** Start RAW RECORDS **

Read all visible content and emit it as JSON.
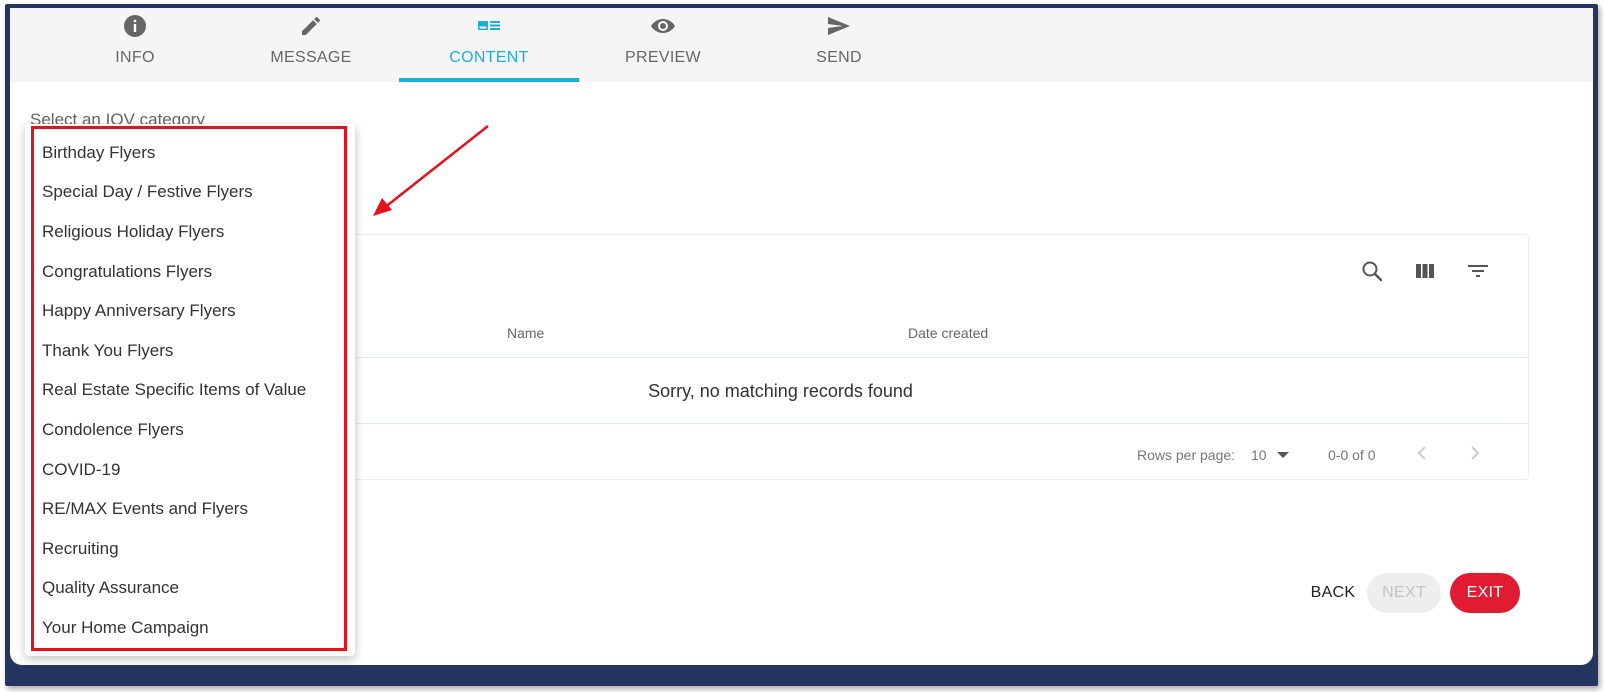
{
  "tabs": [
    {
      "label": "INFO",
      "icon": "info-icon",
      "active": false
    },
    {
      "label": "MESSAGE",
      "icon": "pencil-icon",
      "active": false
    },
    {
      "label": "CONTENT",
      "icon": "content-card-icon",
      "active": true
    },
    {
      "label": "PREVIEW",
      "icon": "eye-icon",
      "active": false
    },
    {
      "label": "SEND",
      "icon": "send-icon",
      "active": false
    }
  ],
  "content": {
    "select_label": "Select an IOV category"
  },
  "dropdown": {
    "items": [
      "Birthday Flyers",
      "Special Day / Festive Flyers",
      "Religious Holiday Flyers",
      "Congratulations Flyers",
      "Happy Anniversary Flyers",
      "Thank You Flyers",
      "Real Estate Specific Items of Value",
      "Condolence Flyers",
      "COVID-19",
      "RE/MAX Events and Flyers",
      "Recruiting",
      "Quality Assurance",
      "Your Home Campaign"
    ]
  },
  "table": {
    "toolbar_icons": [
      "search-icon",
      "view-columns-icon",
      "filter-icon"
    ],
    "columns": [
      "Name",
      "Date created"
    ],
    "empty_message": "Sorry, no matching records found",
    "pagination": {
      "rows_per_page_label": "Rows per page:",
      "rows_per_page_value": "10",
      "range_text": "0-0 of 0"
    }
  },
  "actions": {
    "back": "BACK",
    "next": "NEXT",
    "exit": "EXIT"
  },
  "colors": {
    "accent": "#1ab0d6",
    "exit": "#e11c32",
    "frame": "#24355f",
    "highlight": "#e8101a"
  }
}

** End RAW RECORDS **

- WHAT YOU ARE ASKED TO DO
Reproduce the material word for word. Any pictures should be left out of the copy.

- SOLUTION FOR THIS EXERCISE
Read all visible content and emit it as JSON.
{
  "tabs": [
    {
      "label": "INFO",
      "icon": "info-icon",
      "active": false
    },
    {
      "label": "MESSAGE",
      "icon": "pencil-icon",
      "active": false
    },
    {
      "label": "CONTENT",
      "icon": "content-card-icon",
      "active": true
    },
    {
      "label": "PREVIEW",
      "icon": "eye-icon",
      "active": false
    },
    {
      "label": "SEND",
      "icon": "send-icon",
      "active": false
    }
  ],
  "content": {
    "select_label": "Select an IOV category"
  },
  "dropdown": {
    "items": [
      "Birthday Flyers",
      "Special Day / Festive Flyers",
      "Religious Holiday Flyers",
      "Congratulations Flyers",
      "Happy Anniversary Flyers",
      "Thank You Flyers",
      "Real Estate Specific Items of Value",
      "Condolence Flyers",
      "COVID-19",
      "RE/MAX Events and Flyers",
      "Recruiting",
      "Quality Assurance",
      "Your Home Campaign"
    ]
  },
  "table": {
    "toolbar_icons": [
      "search-icon",
      "view-columns-icon",
      "filter-icon"
    ],
    "columns": [
      "Name",
      "Date created"
    ],
    "empty_message": "Sorry, no matching records found",
    "pagination": {
      "rows_per_page_label": "Rows per page:",
      "rows_per_page_value": "10",
      "range_text": "0-0 of 0"
    }
  },
  "actions": {
    "back": "BACK",
    "next": "NEXT",
    "exit": "EXIT"
  },
  "colors": {
    "accent": "#1ab0d6",
    "exit": "#e11c32",
    "frame": "#24355f",
    "highlight": "#e8101a"
  }
}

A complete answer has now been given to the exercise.